* [Aim] Render every entry verbatim.

Data extracted from a collection

═══

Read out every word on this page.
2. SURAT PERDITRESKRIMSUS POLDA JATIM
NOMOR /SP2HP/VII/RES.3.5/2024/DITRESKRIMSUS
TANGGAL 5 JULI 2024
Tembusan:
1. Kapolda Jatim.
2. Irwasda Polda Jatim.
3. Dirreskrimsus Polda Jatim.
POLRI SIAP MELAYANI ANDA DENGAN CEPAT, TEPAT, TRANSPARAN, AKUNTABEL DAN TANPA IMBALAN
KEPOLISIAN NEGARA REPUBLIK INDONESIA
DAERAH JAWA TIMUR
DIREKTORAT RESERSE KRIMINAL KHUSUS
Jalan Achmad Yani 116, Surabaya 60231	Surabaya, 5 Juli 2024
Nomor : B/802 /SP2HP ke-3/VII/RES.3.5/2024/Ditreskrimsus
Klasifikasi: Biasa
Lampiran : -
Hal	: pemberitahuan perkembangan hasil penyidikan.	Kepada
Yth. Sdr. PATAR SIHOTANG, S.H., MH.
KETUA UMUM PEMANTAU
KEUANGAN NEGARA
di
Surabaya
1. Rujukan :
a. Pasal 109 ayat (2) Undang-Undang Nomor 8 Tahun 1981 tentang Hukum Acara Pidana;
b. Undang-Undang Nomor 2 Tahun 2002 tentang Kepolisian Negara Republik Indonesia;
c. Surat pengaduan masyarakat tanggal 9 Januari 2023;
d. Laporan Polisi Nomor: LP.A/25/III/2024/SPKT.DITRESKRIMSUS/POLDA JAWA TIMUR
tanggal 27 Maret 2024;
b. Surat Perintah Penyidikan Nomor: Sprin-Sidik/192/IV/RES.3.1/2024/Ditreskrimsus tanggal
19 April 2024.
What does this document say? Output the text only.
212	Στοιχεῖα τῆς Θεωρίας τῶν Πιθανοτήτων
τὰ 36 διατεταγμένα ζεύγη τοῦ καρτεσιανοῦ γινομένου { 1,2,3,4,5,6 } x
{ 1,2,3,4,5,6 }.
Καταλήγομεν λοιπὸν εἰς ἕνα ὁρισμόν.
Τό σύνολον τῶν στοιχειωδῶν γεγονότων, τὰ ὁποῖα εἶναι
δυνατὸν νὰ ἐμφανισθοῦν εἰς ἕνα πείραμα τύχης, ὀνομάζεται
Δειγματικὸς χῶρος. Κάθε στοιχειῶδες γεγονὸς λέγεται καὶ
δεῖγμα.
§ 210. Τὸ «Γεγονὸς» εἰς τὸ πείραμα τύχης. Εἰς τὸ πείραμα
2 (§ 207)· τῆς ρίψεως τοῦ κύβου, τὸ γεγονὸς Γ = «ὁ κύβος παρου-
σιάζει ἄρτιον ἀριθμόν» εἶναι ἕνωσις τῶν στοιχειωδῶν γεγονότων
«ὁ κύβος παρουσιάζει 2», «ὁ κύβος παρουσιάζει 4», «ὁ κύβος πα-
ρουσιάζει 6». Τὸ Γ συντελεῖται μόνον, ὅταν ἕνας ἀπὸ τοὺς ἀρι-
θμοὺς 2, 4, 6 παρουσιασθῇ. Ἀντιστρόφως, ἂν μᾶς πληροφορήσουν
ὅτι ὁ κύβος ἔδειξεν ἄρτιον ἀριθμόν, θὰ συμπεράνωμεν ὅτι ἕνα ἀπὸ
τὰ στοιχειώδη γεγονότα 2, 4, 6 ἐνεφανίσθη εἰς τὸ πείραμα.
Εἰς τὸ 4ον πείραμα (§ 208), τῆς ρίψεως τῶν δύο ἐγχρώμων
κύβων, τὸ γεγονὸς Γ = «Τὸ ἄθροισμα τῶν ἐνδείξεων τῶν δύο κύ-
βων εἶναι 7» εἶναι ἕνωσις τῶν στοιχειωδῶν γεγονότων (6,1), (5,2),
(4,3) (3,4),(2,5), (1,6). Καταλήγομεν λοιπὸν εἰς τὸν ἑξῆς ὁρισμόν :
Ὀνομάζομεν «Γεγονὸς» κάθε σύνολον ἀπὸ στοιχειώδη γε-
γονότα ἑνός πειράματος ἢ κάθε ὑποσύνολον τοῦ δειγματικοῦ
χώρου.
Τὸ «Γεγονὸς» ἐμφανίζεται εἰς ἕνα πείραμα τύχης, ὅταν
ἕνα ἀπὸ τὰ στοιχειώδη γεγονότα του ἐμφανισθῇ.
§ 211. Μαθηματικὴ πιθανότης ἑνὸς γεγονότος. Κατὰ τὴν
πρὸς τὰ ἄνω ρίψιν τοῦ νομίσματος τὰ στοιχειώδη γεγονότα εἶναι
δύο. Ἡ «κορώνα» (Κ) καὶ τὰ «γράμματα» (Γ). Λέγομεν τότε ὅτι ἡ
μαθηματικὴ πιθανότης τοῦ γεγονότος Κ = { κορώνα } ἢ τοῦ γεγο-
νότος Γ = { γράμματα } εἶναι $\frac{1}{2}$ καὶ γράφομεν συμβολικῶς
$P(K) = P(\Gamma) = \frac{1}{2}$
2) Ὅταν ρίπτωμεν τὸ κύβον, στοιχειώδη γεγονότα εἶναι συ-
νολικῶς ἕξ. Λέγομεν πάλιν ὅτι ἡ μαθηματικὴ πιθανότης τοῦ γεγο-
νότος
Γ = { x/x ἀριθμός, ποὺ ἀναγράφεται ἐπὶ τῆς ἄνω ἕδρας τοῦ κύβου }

═══

* [Written solution]
Read out every word on this page.
2. SURAT PERDITRESKRIMSUS POLDA JATIM
NOMOR /SP2HP/VII/RES.3.5/2024/DITRESKRIMSUS
TANGGAL 5 JULI 2024
Tembusan:
1. Kapolda Jatim.
2. Irwasda Polda Jatim.
3. Dirreskrimsus Polda Jatim.
POLRI SIAP MELAYANI ANDA DENGAN CEPAT, TEPAT, TRANSPARAN, AKUNTABEL DAN TANPA IMBALAN
KEPOLISIAN NEGARA REPUBLIK INDONESIA
DAERAH JAWA TIMUR
DIREKTORAT RESERSE KRIMINAL KHUSUS
Jalan Achmad Yani 116, Surabaya 60231	Surabaya, 5 Juli 2024
Nomor : B/802 /SP2HP ke-3/VII/RES.3.5/2024/Ditreskrimsus
Klasifikasi: Biasa
Lampiran : -
Hal	: pemberitahuan perkembangan hasil penyidikan.	Kepada
Yth. Sdr. PATAR SIHOTANG, S.H., MH.
KETUA UMUM PEMANTAU
KEUANGAN NEGARA
di
Surabaya
1. Rujukan :
a. Pasal 109 ayat (2) Undang-Undang Nomor 8 Tahun 1981 tentang Hukum Acara Pidana;
b. Undang-Undang Nomor 2 Tahun 2002 tentang Kepolisian Negara Republik Indonesia;
c. Surat pengaduan masyarakat tanggal 9 Januari 2023;
d. Laporan Polisi Nomor: LP.A/25/III/2024/SPKT.DITRESKRIMSUS/POLDA JAWA TIMUR
tanggal 27 Maret 2024;
b. Surat Perintah Penyidikan Nomor: Sprin-Sidik/192/IV/RES.3.1/2024/Ditreskrimsus tanggal
19 April 2024.
What does this document say? Output the text only.
212	Στοιχεῖα τῆς Θεωρίας τῶν Πιθανοτήτων
τὰ 36 διατεταγμένα ζεύγη τοῦ καρτεσιανοῦ γινομένου { 1,2,3,4,5,6 } x
{ 1,2,3,4,5,6 }.
Καταλήγομεν λοιπὸν εἰς ἕνα ὁρισμόν.
Τό σύνολον τῶν στοιχειωδῶν γεγονότων, τὰ ὁποῖα εἶναι
δυνατὸν νὰ ἐμφανισθοῦν εἰς ἕνα πείραμα τύχης, ὀνομάζεται
Δειγματικὸς χῶρος. Κάθε στοιχειῶδες γεγονὸς λέγεται καὶ
δεῖγμα.
§ 210. Τὸ «Γεγονὸς» εἰς τὸ πείραμα τύχης. Εἰς τὸ πείραμα
2 (§ 207)· τῆς ρίψεως τοῦ κύβου, τὸ γεγονὸς Γ = «ὁ κύβος παρου-
σιάζει ἄρτιον ἀριθμόν» εἶναι ἕνωσις τῶν στοιχειωδῶν γεγονότων
«ὁ κύβος παρουσιάζει 2», «ὁ κύβος παρουσιάζει 4», «ὁ κύβος πα-
ρουσιάζει 6». Τὸ Γ συντελεῖται μόνον, ὅταν ἕνας ἀπὸ τοὺς ἀρι-
θμοὺς 2, 4, 6 παρουσιασθῇ. Ἀντιστρόφως, ἂν μᾶς πληροφορήσουν
ὅτι ὁ κύβος ἔδειξεν ἄρτιον ἀριθμόν, θὰ συμπεράνωμεν ὅτι ἕνα ἀπὸ
τὰ στοιχειώδη γεγονότα 2, 4, 6 ἐνεφανίσθη εἰς τὸ πείραμα.
Εἰς τὸ 4ον πείραμα (§ 208), τῆς ρίψεως τῶν δύο ἐγχρώμων
κύβων, τὸ γεγονὸς Γ = «Τὸ ἄθροισμα τῶν ἐνδείξεων τῶν δύο κύ-
βων εἶναι 7» εἶναι ἕνωσις τῶν στοιχειωδῶν γεγονότων (6,1), (5,2),
(4,3) (3,4),(2,5), (1,6). Καταλήγομεν λοιπὸν εἰς τὸν ἑξῆς ὁρισμόν :
Ὀνομάζομεν «Γεγονὸς» κάθε σύνολον ἀπὸ στοιχειώδη γε-
γονότα ἑνός πειράματος ἢ κάθε ὑποσύνολον τοῦ δειγματικοῦ
χώρου.
Τὸ «Γεγονὸς» ἐμφανίζεται εἰς ἕνα πείραμα τύχης, ὅταν
ἕνα ἀπὸ τὰ στοιχειώδη γεγονότα του ἐμφανισθῇ.
§ 211. Μαθηματικὴ πιθανότης ἑνὸς γεγονότος. Κατὰ τὴν
πρὸς τὰ ἄνω ρίψιν τοῦ νομίσματος τὰ στοιχειώδη γεγονότα εἶναι
δύο. Ἡ «κορώνα» (Κ) καὶ τὰ «γράμματα» (Γ). Λέγομεν τότε ὅτι ἡ
μαθηματικὴ πιθανότης τοῦ γεγονότος Κ = { κορώνα } ἢ τοῦ γεγο-
νότος Γ = { γράμματα } εἶναι $\frac{1}{2}$ καὶ γράφομεν συμβολικῶς
$P(K) = P(\Gamma) = \frac{1}{2}$
2) Ὅταν ρίπτωμεν τὸ κύβον, στοιχειώδη γεγονότα εἶναι συ-
νολικῶς ἕξ. Λέγομεν πάλιν ὅτι ἡ μαθηματικὴ πιθανότης τοῦ γεγο-
νότος
Γ = { x/x ἀριθμός, ποὺ ἀναγράφεται ἐπὶ τῆς ἄνω ἕδρας τοῦ κύβου }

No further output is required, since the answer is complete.